• [Lista zadań]:
a: Oceń, czy każde z poniższych stwierdzeń zgadza się z listem. Odpowiedz „tak” lub „nie” i przytocz rozstrzygające słowa listu.
(i) Wolff twierdził, że adresatka jest bardzo chora.
(ii) List podpisała Helena.
(iii) Autorka prosi adresatkę, by została tam, gdzie jest.
b: Na podstawie listu odpowiedz krótko na pytania:
(i) Kto powiedział, że adresatka jest bardzo chora?
(ii) Czyja przyjaźń mogłaby adresatce nie wystarczyć?
(iii) Co całuje autorka w ostatnim akapicie?

• [Tekst listu]:
Strona:Narcyza Żmichowska - Poganka.djvu/38

Ta strona została uwierzytelniona.

«Moja jedyna, ja ciebie kocham całą siłą mojego bytu — ale, aby cię godnie kochać, braknie mi cnoty i wzniesienia ducha — nie dosyć jeszcze — ale co było skarbów w duszy mojej, wszystko ci oddałam — wszystko. W tobie tylko przychodzę do uczucia siebie samej — i stąd moje niepokoje — o ile mój żywioł niewyrobiony miesza się i zlewa z twoim przeczystym żywiołem. Moja jedyna, ty odwagą, siłą i miłością wyrzeczesz moje przebaczenie i dasz słowo przyszłego szczęścia. Ale, moja Narcysso, aby czuć siłę, trzeba mieć zdrowie, kochanko; to twój obowiązek, trudniejszy jak inne, nie do ominięcia. Wolff powiedział, że jesteś bardzo chorą, czem te wyrazy były dla mnie, nie pytaj, ale rozmyśl, czem one dla ciebie być powinny...
Przyjeżdżaj więc, moja siostro, tego wymaga miłość twoja dla mnie i święte obowiązki dla ogółu.

Twoja, twoja jedynie
Paulina.

«Kochanki, siostry mojej rączki i usta całuję i nadzieją miłości wierzę w nasz rzeczywisty uścisk w przyszłości. Moja złota, gdyby ci przyjaźń poczciwej Heleny nie wystarczyła, gdybyś czuła, że zdrowie twoje niknie z wrażeniem dni naszych, to pytaj serca o słowo czynu, siostro moja, etc. etc.

• [Dostarczony wykaz]:

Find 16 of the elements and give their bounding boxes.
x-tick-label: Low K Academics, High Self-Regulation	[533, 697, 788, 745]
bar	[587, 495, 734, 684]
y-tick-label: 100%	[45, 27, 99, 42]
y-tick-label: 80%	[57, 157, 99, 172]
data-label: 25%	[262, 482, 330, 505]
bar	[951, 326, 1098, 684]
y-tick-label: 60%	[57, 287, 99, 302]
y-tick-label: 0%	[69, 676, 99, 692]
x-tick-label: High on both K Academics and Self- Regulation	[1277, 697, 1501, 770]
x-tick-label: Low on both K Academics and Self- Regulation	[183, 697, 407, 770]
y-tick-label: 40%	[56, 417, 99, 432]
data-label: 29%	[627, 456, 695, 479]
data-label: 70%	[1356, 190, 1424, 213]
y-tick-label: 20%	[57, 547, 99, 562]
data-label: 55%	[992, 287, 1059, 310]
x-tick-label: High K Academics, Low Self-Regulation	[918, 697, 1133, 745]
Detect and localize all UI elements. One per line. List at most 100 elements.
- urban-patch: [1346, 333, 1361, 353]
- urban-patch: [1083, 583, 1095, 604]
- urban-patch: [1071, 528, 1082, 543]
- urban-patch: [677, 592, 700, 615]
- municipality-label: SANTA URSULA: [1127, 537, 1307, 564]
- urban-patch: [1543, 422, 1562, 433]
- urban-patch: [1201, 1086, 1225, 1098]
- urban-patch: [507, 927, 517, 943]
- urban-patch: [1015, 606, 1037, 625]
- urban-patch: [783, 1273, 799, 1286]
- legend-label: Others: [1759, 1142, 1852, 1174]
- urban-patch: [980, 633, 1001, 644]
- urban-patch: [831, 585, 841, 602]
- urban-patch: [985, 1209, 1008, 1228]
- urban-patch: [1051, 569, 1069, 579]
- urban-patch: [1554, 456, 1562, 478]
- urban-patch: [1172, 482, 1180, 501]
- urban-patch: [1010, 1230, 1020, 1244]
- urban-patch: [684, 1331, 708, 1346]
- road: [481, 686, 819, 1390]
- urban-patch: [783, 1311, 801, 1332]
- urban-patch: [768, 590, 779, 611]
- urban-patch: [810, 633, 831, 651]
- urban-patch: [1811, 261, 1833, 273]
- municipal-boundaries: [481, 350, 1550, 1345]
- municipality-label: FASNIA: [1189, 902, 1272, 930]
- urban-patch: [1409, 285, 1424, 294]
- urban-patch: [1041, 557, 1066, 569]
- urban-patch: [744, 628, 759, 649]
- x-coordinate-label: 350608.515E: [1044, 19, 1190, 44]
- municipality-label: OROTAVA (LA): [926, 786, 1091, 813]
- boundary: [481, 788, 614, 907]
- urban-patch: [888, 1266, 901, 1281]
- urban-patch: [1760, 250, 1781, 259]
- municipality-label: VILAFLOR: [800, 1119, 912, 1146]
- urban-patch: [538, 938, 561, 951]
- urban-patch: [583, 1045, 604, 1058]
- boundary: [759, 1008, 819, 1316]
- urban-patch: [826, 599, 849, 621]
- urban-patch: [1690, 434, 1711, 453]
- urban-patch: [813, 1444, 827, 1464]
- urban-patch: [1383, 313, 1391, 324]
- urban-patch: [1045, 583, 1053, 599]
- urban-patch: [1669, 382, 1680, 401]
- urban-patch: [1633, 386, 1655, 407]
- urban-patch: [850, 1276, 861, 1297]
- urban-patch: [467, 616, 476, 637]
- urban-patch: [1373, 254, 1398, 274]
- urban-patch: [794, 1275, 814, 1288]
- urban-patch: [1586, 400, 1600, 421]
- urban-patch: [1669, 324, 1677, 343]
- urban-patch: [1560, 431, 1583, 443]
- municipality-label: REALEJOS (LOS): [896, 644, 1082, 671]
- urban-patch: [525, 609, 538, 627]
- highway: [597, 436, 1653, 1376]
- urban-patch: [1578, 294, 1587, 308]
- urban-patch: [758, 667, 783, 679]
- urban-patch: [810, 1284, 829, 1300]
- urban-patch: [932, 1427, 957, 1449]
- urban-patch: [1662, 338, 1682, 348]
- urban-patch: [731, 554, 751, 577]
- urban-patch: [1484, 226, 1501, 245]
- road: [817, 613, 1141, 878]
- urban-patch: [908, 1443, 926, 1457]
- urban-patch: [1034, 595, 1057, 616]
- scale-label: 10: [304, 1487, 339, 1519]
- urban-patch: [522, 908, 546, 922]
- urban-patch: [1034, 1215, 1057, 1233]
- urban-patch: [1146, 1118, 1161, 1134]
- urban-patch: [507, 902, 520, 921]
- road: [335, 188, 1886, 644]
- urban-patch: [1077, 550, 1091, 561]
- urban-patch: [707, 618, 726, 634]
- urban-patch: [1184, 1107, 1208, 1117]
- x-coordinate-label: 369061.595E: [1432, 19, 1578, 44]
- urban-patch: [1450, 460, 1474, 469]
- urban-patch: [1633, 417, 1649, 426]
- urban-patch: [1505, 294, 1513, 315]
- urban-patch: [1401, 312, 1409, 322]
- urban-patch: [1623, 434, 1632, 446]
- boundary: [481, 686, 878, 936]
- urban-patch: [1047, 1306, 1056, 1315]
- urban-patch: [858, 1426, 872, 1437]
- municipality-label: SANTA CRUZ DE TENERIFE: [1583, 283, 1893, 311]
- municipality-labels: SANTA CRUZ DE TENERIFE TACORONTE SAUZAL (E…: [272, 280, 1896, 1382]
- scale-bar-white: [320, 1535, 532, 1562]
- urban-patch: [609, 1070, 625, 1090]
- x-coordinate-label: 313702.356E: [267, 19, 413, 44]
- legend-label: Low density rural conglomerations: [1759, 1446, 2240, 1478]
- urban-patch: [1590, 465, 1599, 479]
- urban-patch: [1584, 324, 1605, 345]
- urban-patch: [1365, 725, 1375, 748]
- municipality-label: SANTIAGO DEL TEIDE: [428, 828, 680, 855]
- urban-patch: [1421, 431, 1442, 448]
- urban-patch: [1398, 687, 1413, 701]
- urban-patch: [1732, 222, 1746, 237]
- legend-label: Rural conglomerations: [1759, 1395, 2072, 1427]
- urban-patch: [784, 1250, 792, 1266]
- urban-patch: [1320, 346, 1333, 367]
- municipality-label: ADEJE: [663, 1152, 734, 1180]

• [Odpowiedzi do zadań]:
a:
(i) Tak: „Wolff powiedział, że jesteś bardzo chorą”.
(ii) Nie: „Paulina”.
(iii) Nie: „Przyjeżdżaj więc, moja siostro”.

b:
(i) Wolff.
(ii) Przyjaźń poczciwej Heleny.
(iii) Rączki i usta.